(DOCUMENT PASSAGE begins)

My point is that’s not the relevant statistic. Childhood desistance doesn’t demonstrate that adolescent dysphorics will desist in any number. And since that’s when anything not simply reversible is even on the table.

I would argue that social transition would at least potentially be useful regardless as an exploratory measure for the dysphoric person. If living as you wish doesn’t help you know that isn’t your solution.

I’m not referring to onset time. I’m saying they haven’t produced anything on desistance rates for adolescents who are dysphoric whether it’s new or old at that time. And that’s the relevant data that is needed for this discussion.

[–]MarkTwainiac 10 insightful - 1 fun10 insightful - 0 fun11 insightful - 1 fun -  (0 children)

(DOCUMENT PASSAGE ends)

# YOUR GOAL
Reproduce, word for word, the stretch of the comment on adolescent desistance from "I would argue" through "for this discussion.".

(INFORMATION PROVIDED begins)

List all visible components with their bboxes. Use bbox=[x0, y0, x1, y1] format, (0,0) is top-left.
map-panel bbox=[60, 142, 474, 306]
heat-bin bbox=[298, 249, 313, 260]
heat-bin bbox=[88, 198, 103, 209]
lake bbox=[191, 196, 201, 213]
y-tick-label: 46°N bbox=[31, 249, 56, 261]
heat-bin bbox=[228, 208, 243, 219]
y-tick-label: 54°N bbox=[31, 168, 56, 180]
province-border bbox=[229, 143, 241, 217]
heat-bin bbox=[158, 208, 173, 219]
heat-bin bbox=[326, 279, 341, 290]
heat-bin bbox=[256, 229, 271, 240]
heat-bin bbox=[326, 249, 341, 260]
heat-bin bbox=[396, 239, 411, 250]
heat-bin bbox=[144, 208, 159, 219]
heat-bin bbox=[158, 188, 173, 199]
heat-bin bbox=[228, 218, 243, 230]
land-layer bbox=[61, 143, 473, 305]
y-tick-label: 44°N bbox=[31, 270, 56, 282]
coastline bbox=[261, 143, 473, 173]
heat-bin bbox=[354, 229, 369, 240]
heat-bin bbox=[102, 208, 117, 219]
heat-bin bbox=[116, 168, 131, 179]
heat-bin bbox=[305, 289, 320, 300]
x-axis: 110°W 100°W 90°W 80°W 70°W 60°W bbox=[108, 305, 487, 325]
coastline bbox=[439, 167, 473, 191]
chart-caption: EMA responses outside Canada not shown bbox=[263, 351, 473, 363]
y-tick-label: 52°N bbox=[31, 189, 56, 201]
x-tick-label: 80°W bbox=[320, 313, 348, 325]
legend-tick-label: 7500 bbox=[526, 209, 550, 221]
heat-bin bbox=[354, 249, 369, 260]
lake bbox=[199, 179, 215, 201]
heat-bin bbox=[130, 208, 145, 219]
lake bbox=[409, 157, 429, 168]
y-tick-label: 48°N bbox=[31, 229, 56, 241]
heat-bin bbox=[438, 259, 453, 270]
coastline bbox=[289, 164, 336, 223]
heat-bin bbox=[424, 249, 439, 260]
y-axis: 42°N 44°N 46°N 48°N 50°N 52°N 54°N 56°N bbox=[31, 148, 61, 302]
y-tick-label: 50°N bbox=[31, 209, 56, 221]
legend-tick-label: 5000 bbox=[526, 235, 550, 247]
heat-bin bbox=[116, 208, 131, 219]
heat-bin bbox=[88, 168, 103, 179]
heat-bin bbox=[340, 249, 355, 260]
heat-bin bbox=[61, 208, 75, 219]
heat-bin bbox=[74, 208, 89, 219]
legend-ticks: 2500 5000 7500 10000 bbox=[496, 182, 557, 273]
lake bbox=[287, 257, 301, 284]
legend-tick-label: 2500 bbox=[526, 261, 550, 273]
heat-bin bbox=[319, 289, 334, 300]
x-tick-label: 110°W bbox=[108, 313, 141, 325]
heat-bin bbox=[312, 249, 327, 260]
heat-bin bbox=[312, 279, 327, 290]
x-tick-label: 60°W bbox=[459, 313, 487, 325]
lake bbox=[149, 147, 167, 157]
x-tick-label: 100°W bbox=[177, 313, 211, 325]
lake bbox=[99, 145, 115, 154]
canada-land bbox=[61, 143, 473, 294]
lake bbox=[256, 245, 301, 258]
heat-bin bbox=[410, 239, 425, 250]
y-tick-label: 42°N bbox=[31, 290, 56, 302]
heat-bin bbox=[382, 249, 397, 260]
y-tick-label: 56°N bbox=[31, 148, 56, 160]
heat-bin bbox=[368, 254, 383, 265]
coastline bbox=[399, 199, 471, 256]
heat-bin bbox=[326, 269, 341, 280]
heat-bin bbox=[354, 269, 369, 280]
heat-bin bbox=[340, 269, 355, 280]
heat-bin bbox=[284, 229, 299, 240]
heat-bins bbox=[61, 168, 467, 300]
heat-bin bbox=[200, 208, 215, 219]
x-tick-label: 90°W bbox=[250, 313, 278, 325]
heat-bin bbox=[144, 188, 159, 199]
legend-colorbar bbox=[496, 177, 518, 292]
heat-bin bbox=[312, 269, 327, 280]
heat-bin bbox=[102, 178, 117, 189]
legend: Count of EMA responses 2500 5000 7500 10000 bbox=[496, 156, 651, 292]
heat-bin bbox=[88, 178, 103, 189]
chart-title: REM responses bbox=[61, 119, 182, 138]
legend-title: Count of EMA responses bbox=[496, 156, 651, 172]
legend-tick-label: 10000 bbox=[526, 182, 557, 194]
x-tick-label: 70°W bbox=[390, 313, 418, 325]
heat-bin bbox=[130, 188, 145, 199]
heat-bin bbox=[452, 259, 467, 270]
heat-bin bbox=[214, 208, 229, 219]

(INFORMATION PROVIDED ends)

# RESULT FOR THIS EXERCISE
I would argue that social transition would at least potentially be useful regardless as an exploratory measure for the dysphoric person. If living as you wish doesn’t help you know that isn’t your solution.

I’m not referring to onset time. I’m saying they haven’t produced anything on desistance rates for adolescents who are dysphoric whether it’s new or old at that time. And that’s the relevant data that is needed for this discussion.